What is being asked:
Start at the line containing "Extract all readable text from this page." and transcribe every line exactly through the end of the records below, and only those lines.

(Stored items from a collection)
______

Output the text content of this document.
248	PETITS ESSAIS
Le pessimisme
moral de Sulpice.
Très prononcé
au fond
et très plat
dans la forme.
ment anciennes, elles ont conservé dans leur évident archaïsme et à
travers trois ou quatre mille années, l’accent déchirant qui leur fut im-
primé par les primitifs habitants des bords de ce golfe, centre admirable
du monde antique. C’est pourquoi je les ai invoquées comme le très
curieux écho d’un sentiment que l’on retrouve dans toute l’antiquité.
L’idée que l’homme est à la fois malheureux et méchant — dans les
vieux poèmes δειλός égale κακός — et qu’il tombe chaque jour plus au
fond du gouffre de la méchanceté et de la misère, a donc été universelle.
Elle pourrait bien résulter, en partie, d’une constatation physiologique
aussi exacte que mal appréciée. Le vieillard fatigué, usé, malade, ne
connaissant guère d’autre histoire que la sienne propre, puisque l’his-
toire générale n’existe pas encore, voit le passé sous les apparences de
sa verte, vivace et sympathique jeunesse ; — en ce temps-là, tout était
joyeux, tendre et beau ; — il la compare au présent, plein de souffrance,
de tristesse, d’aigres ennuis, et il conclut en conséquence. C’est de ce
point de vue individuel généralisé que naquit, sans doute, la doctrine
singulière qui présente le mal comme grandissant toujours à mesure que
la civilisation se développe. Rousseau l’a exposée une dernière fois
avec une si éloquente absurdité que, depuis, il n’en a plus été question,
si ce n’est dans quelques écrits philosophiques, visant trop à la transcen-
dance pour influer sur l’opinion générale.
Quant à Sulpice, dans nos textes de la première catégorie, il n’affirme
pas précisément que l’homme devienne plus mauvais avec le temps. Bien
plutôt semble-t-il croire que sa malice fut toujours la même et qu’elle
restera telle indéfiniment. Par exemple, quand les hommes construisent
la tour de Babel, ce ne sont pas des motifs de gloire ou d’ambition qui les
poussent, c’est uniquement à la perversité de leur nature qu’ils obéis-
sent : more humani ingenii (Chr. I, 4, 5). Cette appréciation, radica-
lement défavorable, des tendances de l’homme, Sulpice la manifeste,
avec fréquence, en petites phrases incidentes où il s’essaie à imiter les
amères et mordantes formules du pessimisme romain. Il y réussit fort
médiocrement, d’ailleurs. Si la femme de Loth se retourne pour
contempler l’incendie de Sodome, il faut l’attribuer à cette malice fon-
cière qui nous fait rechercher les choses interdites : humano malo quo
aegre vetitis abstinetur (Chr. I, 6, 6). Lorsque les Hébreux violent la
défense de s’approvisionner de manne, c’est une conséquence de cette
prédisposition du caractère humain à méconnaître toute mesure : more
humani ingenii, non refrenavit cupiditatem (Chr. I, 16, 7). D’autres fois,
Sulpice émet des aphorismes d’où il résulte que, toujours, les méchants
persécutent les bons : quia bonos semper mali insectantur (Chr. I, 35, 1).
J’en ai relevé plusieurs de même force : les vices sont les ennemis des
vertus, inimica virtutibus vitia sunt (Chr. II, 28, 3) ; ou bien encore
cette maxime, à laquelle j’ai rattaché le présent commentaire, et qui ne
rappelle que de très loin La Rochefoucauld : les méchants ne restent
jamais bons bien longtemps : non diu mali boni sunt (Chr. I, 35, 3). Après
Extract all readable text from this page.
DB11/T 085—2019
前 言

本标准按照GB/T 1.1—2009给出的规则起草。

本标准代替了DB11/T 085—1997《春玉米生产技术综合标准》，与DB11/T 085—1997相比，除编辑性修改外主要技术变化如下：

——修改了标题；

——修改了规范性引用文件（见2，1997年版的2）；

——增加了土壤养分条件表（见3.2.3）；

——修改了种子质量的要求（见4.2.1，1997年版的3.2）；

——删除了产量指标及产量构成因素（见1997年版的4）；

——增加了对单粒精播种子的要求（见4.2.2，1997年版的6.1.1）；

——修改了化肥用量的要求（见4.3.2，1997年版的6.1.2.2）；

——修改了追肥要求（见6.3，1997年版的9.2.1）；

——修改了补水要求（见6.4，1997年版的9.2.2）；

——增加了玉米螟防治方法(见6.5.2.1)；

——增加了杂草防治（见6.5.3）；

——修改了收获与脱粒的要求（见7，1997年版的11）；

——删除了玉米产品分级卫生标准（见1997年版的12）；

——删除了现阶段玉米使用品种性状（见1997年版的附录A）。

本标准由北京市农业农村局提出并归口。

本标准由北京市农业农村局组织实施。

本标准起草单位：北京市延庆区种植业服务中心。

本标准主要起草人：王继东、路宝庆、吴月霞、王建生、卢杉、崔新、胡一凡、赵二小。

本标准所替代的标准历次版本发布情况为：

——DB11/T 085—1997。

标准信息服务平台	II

______

Output:
Extract all readable text from this page.
DB11/T 085—2019
前 言

本标准按照GB/T 1.1—2009给出的规则起草。

本标准代替了DB11/T 085—1997《春玉米生产技术综合标准》，与DB11/T 085—1997相比，除编辑性修改外主要技术变化如下：

——修改了标题；

——修改了规范性引用文件（见2，1997年版的2）；

——增加了土壤养分条件表（见3.2.3）；

——修改了种子质量的要求（见4.2.1，1997年版的3.2）；

——删除了产量指标及产量构成因素（见1997年版的4）；

——增加了对单粒精播种子的要求（见4.2.2，1997年版的6.1.1）；

——修改了化肥用量的要求（见4.3.2，1997年版的6.1.2.2）；

——修改了追肥要求（见6.3，1997年版的9.2.1）；

——修改了补水要求（见6.4，1997年版的9.2.2）；

——增加了玉米螟防治方法(见6.5.2.1)；

——增加了杂草防治（见6.5.3）；

——修改了收获与脱粒的要求（见7，1997年版的11）；

——删除了玉米产品分级卫生标准（见1997年版的12）；

——删除了现阶段玉米使用品种性状（见1997年版的附录A）。

本标准由北京市农业农村局提出并归口。

本标准由北京市农业农村局组织实施。

本标准起草单位：北京市延庆区种植业服务中心。

本标准主要起草人：王继东、路宝庆、吴月霞、王建生、卢杉、崔新、胡一凡、赵二小。

本标准所替代的标准历次版本发布情况为：

——DB11/T 085—1997。

标准信息服务平台	II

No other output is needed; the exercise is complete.